_WHAT YOU ARE ASKED TO DO:_
Give every line back verbatim, dropping all images.

_DATA FOR THIS TASK:_

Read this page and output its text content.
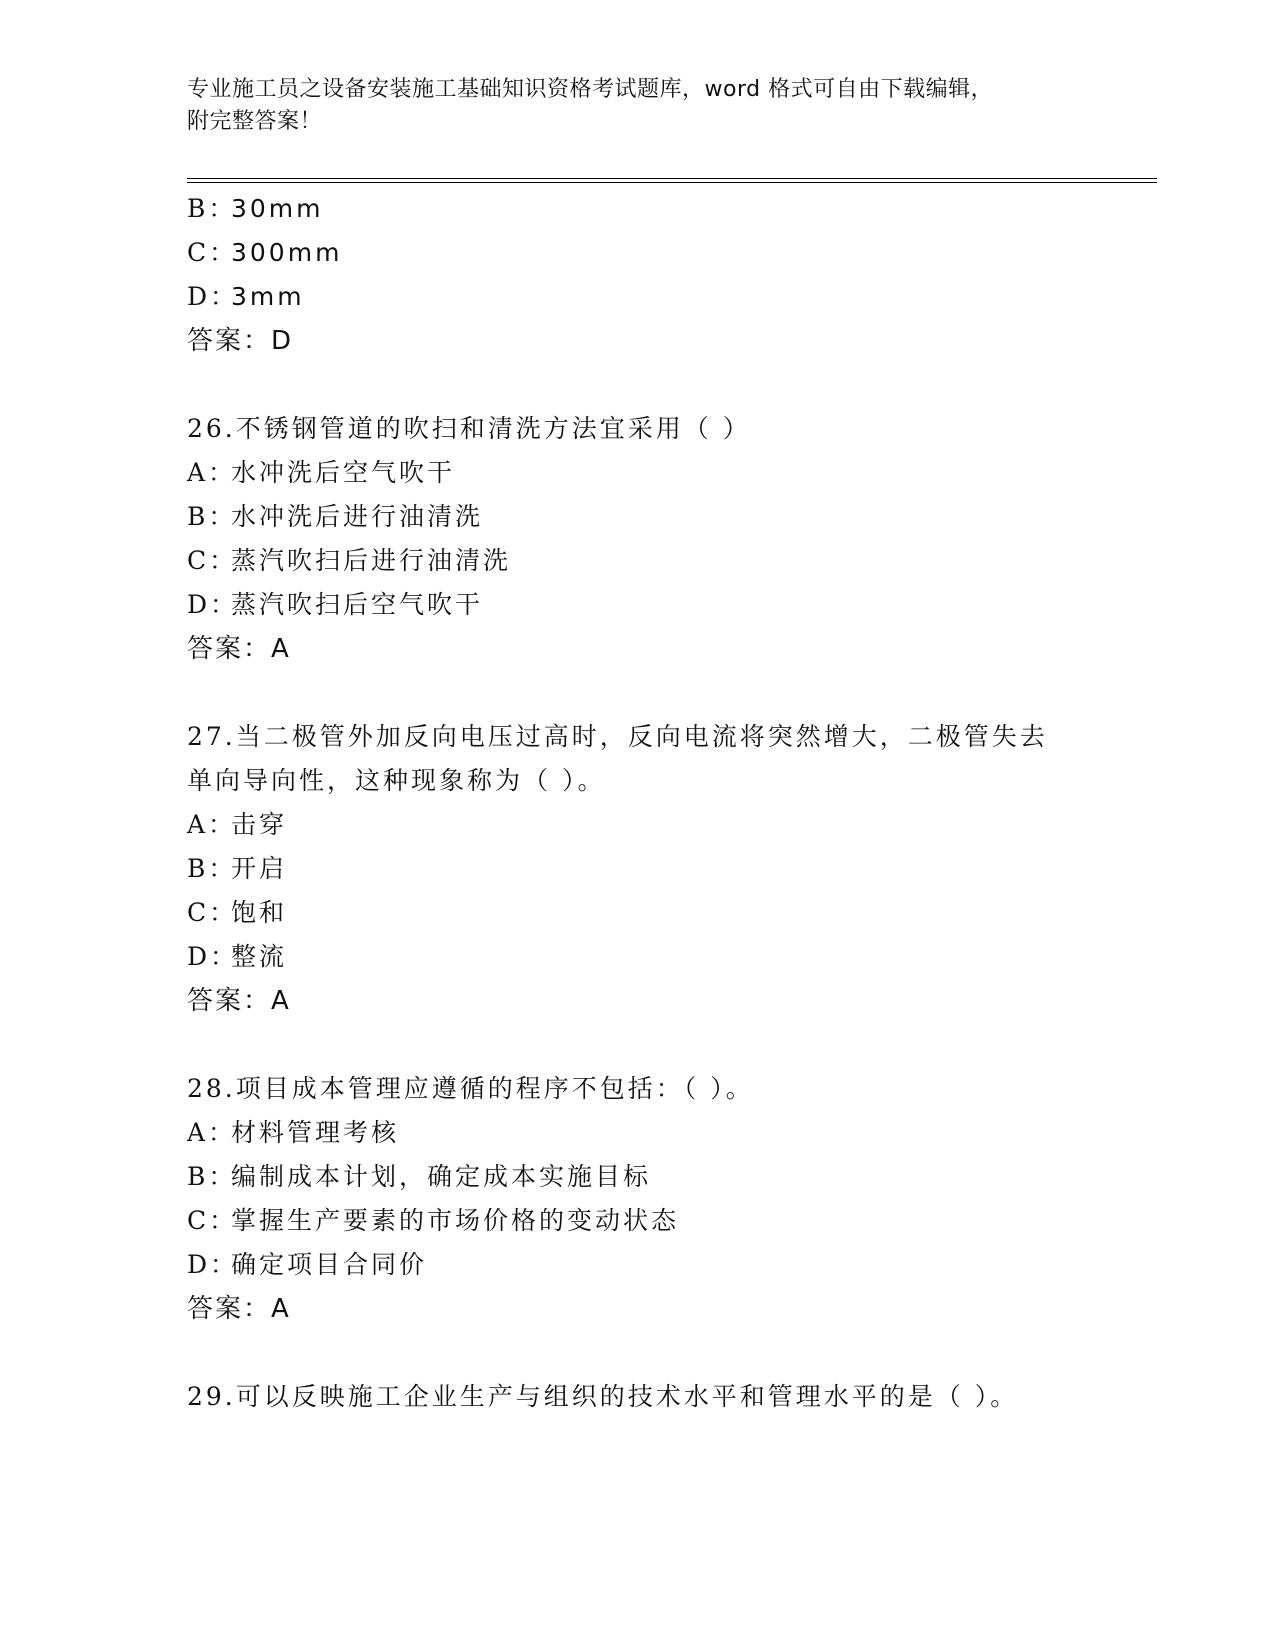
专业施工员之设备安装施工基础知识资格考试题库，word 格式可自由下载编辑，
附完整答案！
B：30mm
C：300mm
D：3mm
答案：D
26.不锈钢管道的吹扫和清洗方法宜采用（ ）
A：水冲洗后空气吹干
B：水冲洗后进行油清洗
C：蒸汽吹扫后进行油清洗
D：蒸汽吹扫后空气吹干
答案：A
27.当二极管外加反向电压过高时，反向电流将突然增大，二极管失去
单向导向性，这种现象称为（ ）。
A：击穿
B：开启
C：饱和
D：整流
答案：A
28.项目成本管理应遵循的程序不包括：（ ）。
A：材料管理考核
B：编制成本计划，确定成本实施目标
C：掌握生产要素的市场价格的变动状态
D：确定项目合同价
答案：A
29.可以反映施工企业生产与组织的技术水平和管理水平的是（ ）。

_FULL SOLUTION:_
Read this page and output its text content.
专业施工员之设备安装施工基础知识资格考试题库，word 格式可自由下载编辑，
附完整答案！
B：30mm
C：300mm
D：3mm
答案：D
26.不锈钢管道的吹扫和清洗方法宜采用（ ）
A：水冲洗后空气吹干
B：水冲洗后进行油清洗
C：蒸汽吹扫后进行油清洗
D：蒸汽吹扫后空气吹干
答案：A
27.当二极管外加反向电压过高时，反向电流将突然增大，二极管失去
单向导向性，这种现象称为（ ）。
A：击穿
B：开启
C：饱和
D：整流
答案：A
28.项目成本管理应遵循的程序不包括：（ ）。
A：材料管理考核
B：编制成本计划，确定成本实施目标
C：掌握生产要素的市场价格的变动状态
D：确定项目合同价
答案：A
29.可以反映施工企业生产与组织的技术水平和管理水平的是（ ）。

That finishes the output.